## Exercise goal
Return all of the data exactly as written, without the pictures.

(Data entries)
#####

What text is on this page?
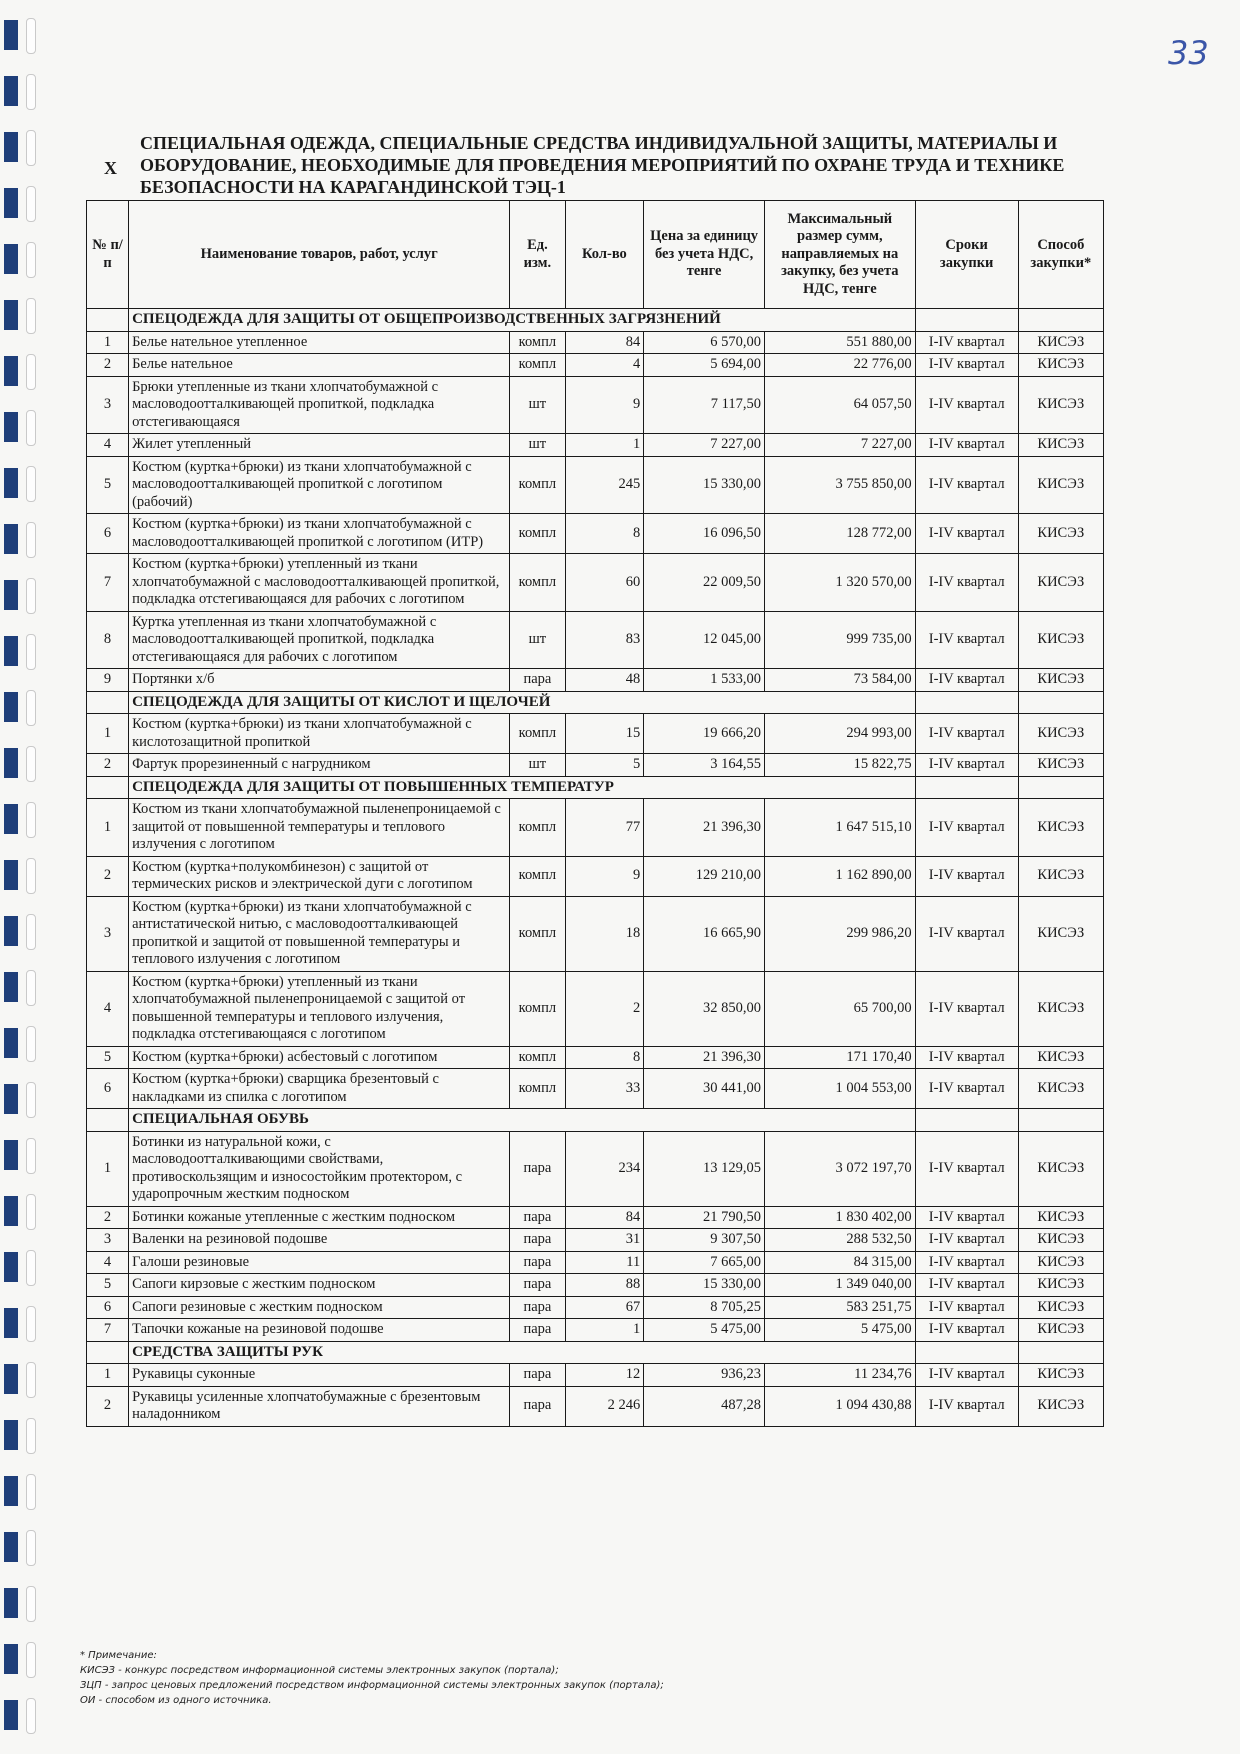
33
X
СПЕЦИАЛЬНАЯ ОДЕЖДА, СПЕЦИАЛЬНЫЕ СРЕДСТВА ИНДИВИДУАЛЬНОЙ ЗАЩИТЫ, МАТЕРИАЛЫ И ОБОРУДОВАНИЕ, НЕОБХОДИМЫЕ ДЛЯ ПРОВЕДЕНИЯ МЕРОПРИЯТИЙ ПО ОХРАНЕ ТРУДА И ТЕХНИКЕ БЕЗОПАСНОСТИ НА КАРАГАНДИНСКОЙ ТЭЦ-1
№ п/п	Наименование товаров, работ, услуг	Ед. изм.	Кол-во	Цена за единицу без учета НДС, тенге	Максимальный размер сумм, направляемых на закупку, без учета НДС, тенге	Сроки закупки	Способ закупки*
	СПЕЦОДЕЖДА ДЛЯ ЗАЩИТЫ ОТ ОБЩЕПРОИЗВОДСТВЕННЫХ ЗАГРЯЗНЕНИЙ						
1	Белье нательное утепленное	компл	84	6 570,00	551 880,00	I-IV квартал	КИСЭЗ
2	Белье нательное	компл	4	5 694,00	22 776,00	I-IV квартал	КИСЭЗ
3	Брюки утепленные из ткани хлопчатобумажной с масловодоотталкивающей пропиткой, подкладка отстегивающаяся	шт	9	7 117,50	64 057,50	I-IV квартал	КИСЭЗ
4	Жилет утепленный	шт	1	7 227,00	7 227,00	I-IV квартал	КИСЭЗ
5	Костюм (куртка+брюки) из ткани хлопчатобумажной с масловодоотталкивающей пропиткой с логотипом (рабочий)	компл	245	15 330,00	3 755 850,00	I-IV квартал	КИСЭЗ
6	Костюм (куртка+брюки) из ткани хлопчатобумажной с масловодоотталкивающей пропиткой с логотипом (ИТР)	компл	8	16 096,50	128 772,00	I-IV квартал	КИСЭЗ
7	Костюм (куртка+брюки) утепленный из ткани хлопчатобумажной с масловодоотталкивающей пропиткой, подкладка отстегивающаяся для рабочих с логотипом	компл	60	22 009,50	1 320 570,00	I-IV квартал	КИСЭЗ
8	Куртка утепленная из ткани хлопчатобумажной с масловодоотталкивающей пропиткой, подкладка отстегивающаяся для рабочих с логотипом	шт	83	12 045,00	999 735,00	I-IV квартал	КИСЭЗ
9	Портянки х/б	пара	48	1 533,00	73 584,00	I-IV квартал	КИСЭЗ
	СПЕЦОДЕЖДА ДЛЯ ЗАЩИТЫ ОТ КИСЛОТ И ЩЕЛОЧЕЙ						
1	Костюм (куртка+брюки) из ткани хлопчатобумажной с кислотозащитной пропиткой	компл	15	19 666,20	294 993,00	I-IV квартал	КИСЭЗ
2	Фартук прорезиненный с нагрудником	шт	5	3 164,55	15 822,75	I-IV квартал	КИСЭЗ
	СПЕЦОДЕЖДА ДЛЯ ЗАЩИТЫ ОТ ПОВЫШЕННЫХ ТЕМПЕРАТУР						
1	Костюм из ткани хлопчатобумажной пыленепроницаемой с защитой от повышенной температуры и теплового излучения с логотипом	компл	77	21 396,30	1 647 515,10	I-IV квартал	КИСЭЗ
2	Костюм (куртка+полукомбинезон) с защитой от термических рисков и электрической дуги с логотипом	компл	9	129 210,00	1 162 890,00	I-IV квартал	КИСЭЗ
3	Костюм (куртка+брюки) из ткани хлопчатобумажной с антистатической нитью, с масловодоотталкивающей пропиткой и защитой от повышенной температуры и теплового излучения с логотипом	компл	18	16 665,90	299 986,20	I-IV квартал	КИСЭЗ
4	Костюм (куртка+брюки) утепленный из ткани хлопчатобумажной пыленепроницаемой с защитой от повышенной температуры и теплового излучения, подкладка отстегивающаяся с логотипом	компл	2	32 850,00	65 700,00	I-IV квартал	КИСЭЗ
5	Костюм (куртка+брюки) асбестовый с логотипом	компл	8	21 396,30	171 170,40	I-IV квартал	КИСЭЗ
6	Костюм (куртка+брюки) сварщика брезентовый с накладками из спилка с логотипом	компл	33	30 441,00	1 004 553,00	I-IV квартал	КИСЭЗ
	СПЕЦИАЛЬНАЯ ОБУВЬ						
1	Ботинки из натуральной кожи, с масловодоотталкивающими свойствами, противоскользящим и износостойким протектором, с ударопрочным жестким подноском	пара	234	13 129,05	3 072 197,70	I-IV квартал	КИСЭЗ
2	Ботинки кожаные утепленные с жестким подноском	пара	84	21 790,50	1 830 402,00	I-IV квартал	КИСЭЗ
3	Валенки на резиновой подошве	пара	31	9 307,50	288 532,50	I-IV квартал	КИСЭЗ
4	Галоши резиновые	пара	11	7 665,00	84 315,00	I-IV квартал	КИСЭЗ
5	Сапоги кирзовые с жестким подноском	пара	88	15 330,00	1 349 040,00	I-IV квартал	КИСЭЗ
6	Сапоги резиновые с жестким подноском	пара	67	8 705,25	583 251,75	I-IV квартал	КИСЭЗ
7	Тапочки кожаные на резиновой подошве	пара	1	5 475,00	5 475,00	I-IV квартал	КИСЭЗ
	СРЕДСТВА ЗАЩИТЫ РУК						
1	Рукавицы суконные	пара	12	936,23	11 234,76	I-IV квартал	КИСЭЗ
2	Рукавицы усиленные хлопчатобумажные с брезентовым наладонником	пара	2 246	487,28	1 094 430,88	I-IV квартал	КИСЭЗ
* Примечание:
КИСЭЗ - конкурс посредством информационной системы электронных закупок (портала);
ЗЦП - запрос ценовых предложений посредством информационной системы электронных закупок (портала);
ОИ - способом из одного источника.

#####

## Exercise answer
What text is on this page?
33
X
СПЕЦИАЛЬНАЯ ОДЕЖДА, СПЕЦИАЛЬНЫЕ СРЕДСТВА ИНДИВИДУАЛЬНОЙ ЗАЩИТЫ, МАТЕРИАЛЫ И ОБОРУДОВАНИЕ, НЕОБХОДИМЫЕ ДЛЯ ПРОВЕДЕНИЯ МЕРОПРИЯТИЙ ПО ОХРАНЕ ТРУДА И ТЕХНИКЕ БЕЗОПАСНОСТИ НА КАРАГАНДИНСКОЙ ТЭЦ-1
№ п/п	Наименование товаров, работ, услуг	Ед. изм.	Кол-во	Цена за единицу без учета НДС, тенге	Максимальный размер сумм, направляемых на закупку, без учета НДС, тенге	Сроки закупки	Способ закупки*
	СПЕЦОДЕЖДА ДЛЯ ЗАЩИТЫ ОТ ОБЩЕПРОИЗВОДСТВЕННЫХ ЗАГРЯЗНЕНИЙ						
1	Белье нательное утепленное	компл	84	6 570,00	551 880,00	I-IV квартал	КИСЭЗ
2	Белье нательное	компл	4	5 694,00	22 776,00	I-IV квартал	КИСЭЗ
3	Брюки утепленные из ткани хлопчатобумажной с масловодоотталкивающей пропиткой, подкладка отстегивающаяся	шт	9	7 117,50	64 057,50	I-IV квартал	КИСЭЗ
4	Жилет утепленный	шт	1	7 227,00	7 227,00	I-IV квартал	КИСЭЗ
5	Костюм (куртка+брюки) из ткани хлопчатобумажной с масловодоотталкивающей пропиткой с логотипом (рабочий)	компл	245	15 330,00	3 755 850,00	I-IV квартал	КИСЭЗ
6	Костюм (куртка+брюки) из ткани хлопчатобумажной с масловодоотталкивающей пропиткой с логотипом (ИТР)	компл	8	16 096,50	128 772,00	I-IV квартал	КИСЭЗ
7	Костюм (куртка+брюки) утепленный из ткани хлопчатобумажной с масловодоотталкивающей пропиткой, подкладка отстегивающаяся для рабочих с логотипом	компл	60	22 009,50	1 320 570,00	I-IV квартал	КИСЭЗ
8	Куртка утепленная из ткани хлопчатобумажной с масловодоотталкивающей пропиткой, подкладка отстегивающаяся для рабочих с логотипом	шт	83	12 045,00	999 735,00	I-IV квартал	КИСЭЗ
9	Портянки х/б	пара	48	1 533,00	73 584,00	I-IV квартал	КИСЭЗ
	СПЕЦОДЕЖДА ДЛЯ ЗАЩИТЫ ОТ КИСЛОТ И ЩЕЛОЧЕЙ						
1	Костюм (куртка+брюки) из ткани хлопчатобумажной с кислотозащитной пропиткой	компл	15	19 666,20	294 993,00	I-IV квартал	КИСЭЗ
2	Фартук прорезиненный с нагрудником	шт	5	3 164,55	15 822,75	I-IV квартал	КИСЭЗ
	СПЕЦОДЕЖДА ДЛЯ ЗАЩИТЫ ОТ ПОВЫШЕННЫХ ТЕМПЕРАТУР						
1	Костюм из ткани хлопчатобумажной пыленепроницаемой с защитой от повышенной температуры и теплового излучения с логотипом	компл	77	21 396,30	1 647 515,10	I-IV квартал	КИСЭЗ
2	Костюм (куртка+полукомбинезон) с защитой от термических рисков и электрической дуги с логотипом	компл	9	129 210,00	1 162 890,00	I-IV квартал	КИСЭЗ
3	Костюм (куртка+брюки) из ткани хлопчатобумажной с антистатической нитью, с масловодоотталкивающей пропиткой и защитой от повышенной температуры и теплового излучения с логотипом	компл	18	16 665,90	299 986,20	I-IV квартал	КИСЭЗ
4	Костюм (куртка+брюки) утепленный из ткани хлопчатобумажной пыленепроницаемой с защитой от повышенной температуры и теплового излучения, подкладка отстегивающаяся с логотипом	компл	2	32 850,00	65 700,00	I-IV квартал	КИСЭЗ
5	Костюм (куртка+брюки) асбестовый с логотипом	компл	8	21 396,30	171 170,40	I-IV квартал	КИСЭЗ
6	Костюм (куртка+брюки) сварщика брезентовый с накладками из спилка с логотипом	компл	33	30 441,00	1 004 553,00	I-IV квартал	КИСЭЗ
	СПЕЦИАЛЬНАЯ ОБУВЬ						
1	Ботинки из натуральной кожи, с масловодоотталкивающими свойствами, противоскользящим и износостойким протектором, с ударопрочным жестким подноском	пара	234	13 129,05	3 072 197,70	I-IV квартал	КИСЭЗ
2	Ботинки кожаные утепленные с жестким подноском	пара	84	21 790,50	1 830 402,00	I-IV квартал	КИСЭЗ
3	Валенки на резиновой подошве	пара	31	9 307,50	288 532,50	I-IV квартал	КИСЭЗ
4	Галоши резиновые	пара	11	7 665,00	84 315,00	I-IV квартал	КИСЭЗ
5	Сапоги кирзовые с жестким подноском	пара	88	15 330,00	1 349 040,00	I-IV квартал	КИСЭЗ
6	Сапоги резиновые с жестким подноском	пара	67	8 705,25	583 251,75	I-IV квартал	КИСЭЗ
7	Тапочки кожаные на резиновой подошве	пара	1	5 475,00	5 475,00	I-IV квартал	КИСЭЗ
	СРЕДСТВА ЗАЩИТЫ РУК						
1	Рукавицы суконные	пара	12	936,23	11 234,76	I-IV квартал	КИСЭЗ
2	Рукавицы усиленные хлопчатобумажные с брезентовым наладонником	пара	2 246	487,28	1 094 430,88	I-IV квартал	КИСЭЗ
* Примечание:
КИСЭЗ - конкурс посредством информационной системы электронных закупок (портала);
ЗЦП - запрос ценовых предложений посредством информационной системы электронных закупок (портала);
ОИ - способом из одного источника.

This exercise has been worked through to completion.